▶ [WRITTEN EXERCISE] Please count the lines in the listing below where the word "temperature" appears. Give the number only.

====== EXERCISE MATERIAL ======

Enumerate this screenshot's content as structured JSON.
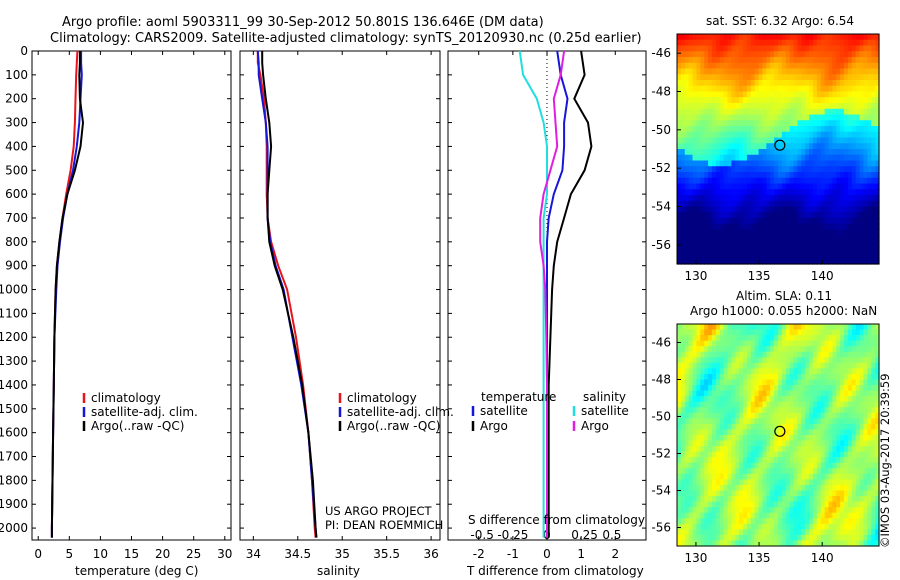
{
  "header": {
    "line1": "Argo profile: aoml 5903311_99 30-Sep-2012 50.801S 136.646E (DM data)",
    "line2": "Climatology: CARS2009. Satellite-adjusted climatology: synTS_20120930.nc (0.25d earlier)"
  },
  "credit": {
    "project": "US ARGO PROJECT",
    "pi": "PI: DEAN ROEMMICH",
    "watermark": "©IMOS 03-Aug-2017 20:39:59"
  },
  "colors": {
    "climatology": "#e8141c",
    "satellite": "#1616d8",
    "argo": "#000000",
    "salinity_satellite": "#22dede",
    "salinity_argo": "#e01ee0"
  },
  "chart_data": [
    {
      "type": "line",
      "panel": "temperature",
      "xlabel": "temperature (deg C)",
      "ylabel": "",
      "xlim": [
        -1,
        31
      ],
      "ylim": [
        2050,
        0
      ],
      "xticks": [
        0,
        5,
        10,
        15,
        20,
        25,
        30
      ],
      "yticks": [
        0,
        100,
        200,
        300,
        400,
        500,
        600,
        700,
        800,
        900,
        1000,
        1100,
        1200,
        1300,
        1400,
        1500,
        1600,
        1700,
        1800,
        1900,
        2000
      ],
      "legend": [
        "climatology",
        "satellite-adj. clim.",
        "Argo(..raw -QC)"
      ],
      "legend_position": "center",
      "series": [
        {
          "name": "climatology",
          "x": [
            6.3,
            6.2,
            6.1,
            6.0,
            5.9,
            5.7,
            5.2,
            4.5,
            3.9,
            3.4,
            3.0,
            2.8,
            2.6,
            2.5,
            2.4,
            2.3,
            2.2,
            2.2
          ],
          "y": [
            0,
            50,
            100,
            200,
            300,
            400,
            500,
            600,
            700,
            800,
            900,
            1000,
            1200,
            1400,
            1600,
            1800,
            2000,
            2040
          ]
        },
        {
          "name": "satellite-adj. clim.",
          "x": [
            6.9,
            6.9,
            7.0,
            6.8,
            6.6,
            6.2,
            5.6,
            4.7,
            4.0,
            3.5,
            3.1,
            2.9,
            2.6,
            2.5,
            2.4,
            2.3,
            2.2,
            2.2
          ],
          "y": [
            0,
            50,
            100,
            200,
            300,
            400,
            500,
            600,
            700,
            800,
            900,
            1000,
            1200,
            1400,
            1600,
            1800,
            2000,
            2040
          ]
        },
        {
          "name": "Argo(..raw -QC)",
          "x": [
            6.7,
            6.7,
            6.6,
            6.7,
            7.2,
            6.8,
            5.9,
            4.7,
            3.9,
            3.4,
            3.0,
            2.8,
            2.6,
            2.5,
            2.4,
            2.3,
            2.2,
            2.2
          ],
          "y": [
            0,
            50,
            100,
            200,
            300,
            400,
            500,
            600,
            700,
            800,
            900,
            1000,
            1200,
            1400,
            1600,
            1800,
            2000,
            2040
          ]
        }
      ]
    },
    {
      "type": "line",
      "panel": "salinity",
      "xlabel": "salinity",
      "ylabel": "",
      "xlim": [
        33.85,
        36.1
      ],
      "ylim": [
        2050,
        0
      ],
      "xticks": [
        34,
        34.5,
        35,
        35.5,
        36
      ],
      "legend": [
        "climatology",
        "satellite-adj. clim.",
        "Argo(..raw -QC)"
      ],
      "legend_position": "center",
      "series": [
        {
          "name": "climatology",
          "x": [
            34.05,
            34.05,
            34.08,
            34.12,
            34.14,
            34.15,
            34.15,
            34.15,
            34.16,
            34.2,
            34.28,
            34.38,
            34.48,
            34.56,
            34.62,
            34.66,
            34.69,
            34.7
          ],
          "y": [
            0,
            50,
            100,
            200,
            300,
            400,
            500,
            600,
            700,
            800,
            900,
            1000,
            1200,
            1400,
            1600,
            1800,
            2000,
            2040
          ]
        },
        {
          "name": "satellite-adj. clim.",
          "x": [
            34.05,
            34.06,
            34.06,
            34.1,
            34.14,
            34.16,
            34.16,
            34.16,
            34.16,
            34.19,
            34.25,
            34.34,
            34.44,
            34.54,
            34.62,
            34.66,
            34.7,
            34.71
          ],
          "y": [
            0,
            50,
            100,
            200,
            300,
            400,
            500,
            600,
            700,
            800,
            900,
            1000,
            1200,
            1400,
            1600,
            1800,
            2000,
            2040
          ]
        },
        {
          "name": "Argo(..raw -QC)",
          "x": [
            34.1,
            34.1,
            34.11,
            34.14,
            34.18,
            34.2,
            34.18,
            34.16,
            34.16,
            34.18,
            34.24,
            34.33,
            34.45,
            34.55,
            34.62,
            34.67,
            34.7,
            34.71
          ],
          "y": [
            0,
            50,
            100,
            200,
            300,
            400,
            500,
            600,
            700,
            800,
            900,
            1000,
            1200,
            1400,
            1600,
            1800,
            2000,
            2040
          ]
        }
      ]
    },
    {
      "type": "line",
      "panel": "difference",
      "xlabel": "T difference from climatology",
      "xlabel_top": "S difference from climatology",
      "xlim": [
        -2.9,
        2.9
      ],
      "ylim": [
        2050,
        0
      ],
      "xticks": [
        -2,
        -1,
        0,
        1,
        2
      ],
      "xticks_salinity": [
        "-0.5",
        "-0.25",
        "0",
        "0.25",
        "0.5"
      ],
      "legend_groups": {
        "temperature": [
          "satellite",
          "Argo"
        ],
        "salinity": [
          "satellite",
          "Argo"
        ]
      },
      "legend_position": "lower center",
      "series": [
        {
          "name": "temperature satellite",
          "x": [
            0.3,
            0.4,
            0.6,
            0.5,
            0.5,
            0.45,
            0.2,
            0.05,
            0.0,
            0.0,
            0.0,
            0.0,
            0.0,
            0.0,
            0.0,
            0.0,
            0.0
          ],
          "y": [
            0,
            100,
            200,
            300,
            400,
            500,
            600,
            700,
            800,
            900,
            1000,
            1200,
            1400,
            1600,
            1800,
            2000,
            2040
          ]
        },
        {
          "name": "temperature Argo",
          "x": [
            1.0,
            1.1,
            0.8,
            1.2,
            1.3,
            1.1,
            0.7,
            0.5,
            0.3,
            0.2,
            0.15,
            0.1,
            0.05,
            0.05,
            0.05,
            0.05,
            0.05
          ],
          "y": [
            0,
            100,
            200,
            300,
            400,
            500,
            600,
            700,
            800,
            900,
            1000,
            1200,
            1400,
            1600,
            1800,
            2000,
            2040
          ]
        },
        {
          "name": "salinity satellite",
          "x": [
            -0.8,
            -0.7,
            -0.3,
            -0.1,
            0.0,
            0.0,
            0.0,
            -0.1,
            -0.1,
            -0.1,
            -0.1,
            -0.1,
            -0.1,
            -0.1,
            -0.1,
            -0.1,
            -0.1
          ],
          "y": [
            0,
            100,
            200,
            300,
            400,
            500,
            600,
            700,
            800,
            900,
            1000,
            1200,
            1400,
            1600,
            1800,
            2000,
            2040
          ]
        },
        {
          "name": "salinity Argo",
          "x": [
            0.5,
            0.4,
            0.2,
            0.25,
            0.3,
            0.1,
            -0.1,
            -0.2,
            -0.2,
            -0.1,
            -0.05,
            -0.02,
            0.0,
            0.0,
            0.0,
            0.0,
            0.0
          ],
          "y": [
            0,
            100,
            200,
            300,
            400,
            500,
            600,
            700,
            800,
            900,
            1000,
            1200,
            1400,
            1600,
            1800,
            2000,
            2040
          ]
        }
      ]
    },
    {
      "type": "heatmap",
      "panel": "sst map",
      "title": "sat. SST: 6.32 Argo: 6.54",
      "xlim": [
        128.5,
        144.5
      ],
      "ylim": [
        -57,
        -45
      ],
      "xticks": [
        130,
        135,
        140
      ],
      "yticks": [
        -46,
        -48,
        -50,
        -52,
        -54,
        -56
      ],
      "marker": {
        "lon": 136.646,
        "lat": -50.801
      },
      "colormap": "jet",
      "field": "sea surface temperature"
    },
    {
      "type": "heatmap",
      "panel": "sla map",
      "title": "Altim. SLA: 0.11",
      "subtitle": "Argo h1000: 0.055 h2000: NaN",
      "xlim": [
        128.5,
        144.5
      ],
      "ylim": [
        -57,
        -45
      ],
      "xticks": [
        130,
        135,
        140
      ],
      "yticks": [
        -46,
        -48,
        -50,
        -52,
        -54,
        -56
      ],
      "marker": {
        "lon": 136.646,
        "lat": -50.801
      },
      "colormap": "jet",
      "field": "sea level anomaly"
    }
  ]
}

======

▶ [CORRECT RESULT] 6